- Exercise prompt: Only a number is required: how many lines of the material contain the word "name"?

- Records to use:
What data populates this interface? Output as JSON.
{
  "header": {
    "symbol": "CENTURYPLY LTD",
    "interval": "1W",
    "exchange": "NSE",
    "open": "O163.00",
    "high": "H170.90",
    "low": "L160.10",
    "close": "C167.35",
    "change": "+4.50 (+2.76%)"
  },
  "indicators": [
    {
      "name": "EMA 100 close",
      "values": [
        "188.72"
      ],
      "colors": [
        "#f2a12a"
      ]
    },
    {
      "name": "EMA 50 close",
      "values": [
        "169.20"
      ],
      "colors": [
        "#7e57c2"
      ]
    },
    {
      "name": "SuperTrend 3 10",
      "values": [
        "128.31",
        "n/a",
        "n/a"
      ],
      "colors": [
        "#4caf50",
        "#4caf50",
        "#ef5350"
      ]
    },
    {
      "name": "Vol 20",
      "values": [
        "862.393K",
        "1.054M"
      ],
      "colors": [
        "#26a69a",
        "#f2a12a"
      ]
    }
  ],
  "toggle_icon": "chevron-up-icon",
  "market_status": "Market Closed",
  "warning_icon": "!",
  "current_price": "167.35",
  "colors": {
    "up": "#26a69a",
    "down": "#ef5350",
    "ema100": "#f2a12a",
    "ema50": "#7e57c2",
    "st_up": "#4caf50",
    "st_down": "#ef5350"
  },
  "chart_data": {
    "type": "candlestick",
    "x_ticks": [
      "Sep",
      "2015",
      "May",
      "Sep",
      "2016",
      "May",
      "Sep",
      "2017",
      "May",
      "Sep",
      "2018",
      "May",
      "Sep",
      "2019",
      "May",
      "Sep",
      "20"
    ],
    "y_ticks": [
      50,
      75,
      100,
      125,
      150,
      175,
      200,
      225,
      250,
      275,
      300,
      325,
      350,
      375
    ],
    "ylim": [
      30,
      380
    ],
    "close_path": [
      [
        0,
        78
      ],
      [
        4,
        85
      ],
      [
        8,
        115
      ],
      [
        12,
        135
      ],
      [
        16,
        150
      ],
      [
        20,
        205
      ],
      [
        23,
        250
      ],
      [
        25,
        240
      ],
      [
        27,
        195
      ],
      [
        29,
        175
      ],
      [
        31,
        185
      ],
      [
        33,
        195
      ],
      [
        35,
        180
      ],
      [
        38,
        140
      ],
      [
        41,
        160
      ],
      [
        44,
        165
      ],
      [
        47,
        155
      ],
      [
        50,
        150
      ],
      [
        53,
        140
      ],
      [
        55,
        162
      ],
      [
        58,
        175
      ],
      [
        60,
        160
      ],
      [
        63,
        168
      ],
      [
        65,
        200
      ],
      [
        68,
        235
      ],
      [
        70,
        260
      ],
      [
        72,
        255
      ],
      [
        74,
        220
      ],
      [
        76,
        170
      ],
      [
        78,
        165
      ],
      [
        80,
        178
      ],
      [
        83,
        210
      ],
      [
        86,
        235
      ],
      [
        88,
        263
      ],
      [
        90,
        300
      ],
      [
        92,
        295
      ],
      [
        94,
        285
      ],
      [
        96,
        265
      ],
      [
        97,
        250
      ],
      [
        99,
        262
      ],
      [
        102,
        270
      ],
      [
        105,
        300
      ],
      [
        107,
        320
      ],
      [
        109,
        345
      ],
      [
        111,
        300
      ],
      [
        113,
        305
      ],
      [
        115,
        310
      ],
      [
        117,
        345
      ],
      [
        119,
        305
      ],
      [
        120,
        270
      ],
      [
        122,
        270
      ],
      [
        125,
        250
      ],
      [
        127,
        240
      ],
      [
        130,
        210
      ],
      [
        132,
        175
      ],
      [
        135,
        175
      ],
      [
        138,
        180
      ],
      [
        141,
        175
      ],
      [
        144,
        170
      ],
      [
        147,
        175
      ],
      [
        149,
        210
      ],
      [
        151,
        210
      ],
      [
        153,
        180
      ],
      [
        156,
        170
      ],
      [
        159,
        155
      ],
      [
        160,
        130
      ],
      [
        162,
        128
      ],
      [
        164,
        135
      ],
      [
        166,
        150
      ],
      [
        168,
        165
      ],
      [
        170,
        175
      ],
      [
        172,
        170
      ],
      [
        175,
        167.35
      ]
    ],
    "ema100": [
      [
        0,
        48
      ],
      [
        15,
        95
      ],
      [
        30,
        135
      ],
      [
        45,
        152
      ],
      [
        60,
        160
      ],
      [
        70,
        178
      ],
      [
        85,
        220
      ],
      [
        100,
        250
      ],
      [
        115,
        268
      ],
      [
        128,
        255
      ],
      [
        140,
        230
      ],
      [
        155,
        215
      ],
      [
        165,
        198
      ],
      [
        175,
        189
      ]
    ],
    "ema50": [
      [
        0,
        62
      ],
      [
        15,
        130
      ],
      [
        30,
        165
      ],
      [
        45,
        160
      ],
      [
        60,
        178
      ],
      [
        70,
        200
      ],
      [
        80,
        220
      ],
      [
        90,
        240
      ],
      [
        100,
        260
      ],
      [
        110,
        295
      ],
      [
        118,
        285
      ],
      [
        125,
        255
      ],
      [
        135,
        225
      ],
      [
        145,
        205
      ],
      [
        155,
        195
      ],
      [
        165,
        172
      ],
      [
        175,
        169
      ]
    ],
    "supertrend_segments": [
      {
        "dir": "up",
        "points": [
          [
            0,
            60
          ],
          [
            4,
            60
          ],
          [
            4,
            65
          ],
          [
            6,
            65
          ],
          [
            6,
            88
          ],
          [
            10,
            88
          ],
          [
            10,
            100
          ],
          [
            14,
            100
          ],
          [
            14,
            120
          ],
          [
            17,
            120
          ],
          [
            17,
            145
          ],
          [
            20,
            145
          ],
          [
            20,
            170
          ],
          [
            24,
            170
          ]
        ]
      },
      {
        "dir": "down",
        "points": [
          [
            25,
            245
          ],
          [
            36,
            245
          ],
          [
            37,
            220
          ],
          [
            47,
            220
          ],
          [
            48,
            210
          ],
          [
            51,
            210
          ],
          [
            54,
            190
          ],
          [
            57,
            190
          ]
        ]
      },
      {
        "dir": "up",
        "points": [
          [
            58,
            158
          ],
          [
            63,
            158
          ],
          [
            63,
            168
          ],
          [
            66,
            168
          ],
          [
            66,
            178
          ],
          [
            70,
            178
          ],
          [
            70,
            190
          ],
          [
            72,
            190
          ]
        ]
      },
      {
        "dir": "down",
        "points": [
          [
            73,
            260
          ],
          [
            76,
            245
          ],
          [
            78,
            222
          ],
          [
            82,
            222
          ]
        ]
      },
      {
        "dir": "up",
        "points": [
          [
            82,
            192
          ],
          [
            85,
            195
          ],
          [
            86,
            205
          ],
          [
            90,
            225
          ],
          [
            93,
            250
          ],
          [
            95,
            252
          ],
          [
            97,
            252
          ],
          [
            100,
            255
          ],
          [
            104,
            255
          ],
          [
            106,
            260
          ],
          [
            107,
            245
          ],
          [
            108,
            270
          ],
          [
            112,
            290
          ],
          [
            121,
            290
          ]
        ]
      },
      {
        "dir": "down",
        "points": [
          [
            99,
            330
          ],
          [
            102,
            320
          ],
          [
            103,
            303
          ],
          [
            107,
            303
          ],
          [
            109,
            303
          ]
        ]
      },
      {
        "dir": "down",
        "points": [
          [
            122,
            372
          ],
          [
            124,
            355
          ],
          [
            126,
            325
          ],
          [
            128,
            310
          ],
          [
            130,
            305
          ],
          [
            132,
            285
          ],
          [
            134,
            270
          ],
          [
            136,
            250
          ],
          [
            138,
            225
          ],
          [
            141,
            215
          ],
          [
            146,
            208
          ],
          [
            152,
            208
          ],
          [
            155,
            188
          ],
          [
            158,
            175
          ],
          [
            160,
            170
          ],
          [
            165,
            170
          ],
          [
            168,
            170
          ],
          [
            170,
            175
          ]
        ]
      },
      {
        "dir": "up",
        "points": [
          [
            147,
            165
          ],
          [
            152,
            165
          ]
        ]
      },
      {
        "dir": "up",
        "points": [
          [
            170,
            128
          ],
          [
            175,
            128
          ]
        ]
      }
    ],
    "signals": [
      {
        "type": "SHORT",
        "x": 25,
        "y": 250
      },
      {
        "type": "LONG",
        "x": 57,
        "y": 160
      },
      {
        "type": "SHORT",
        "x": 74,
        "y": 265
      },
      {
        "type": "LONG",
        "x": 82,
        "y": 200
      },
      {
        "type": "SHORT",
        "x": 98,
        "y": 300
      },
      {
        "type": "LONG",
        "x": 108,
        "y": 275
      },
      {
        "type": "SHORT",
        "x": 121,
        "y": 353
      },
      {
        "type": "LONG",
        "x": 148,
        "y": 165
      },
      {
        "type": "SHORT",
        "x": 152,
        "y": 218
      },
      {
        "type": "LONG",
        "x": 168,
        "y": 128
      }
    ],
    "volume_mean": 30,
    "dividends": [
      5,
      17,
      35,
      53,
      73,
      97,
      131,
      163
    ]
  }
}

- Response for this exercise: 4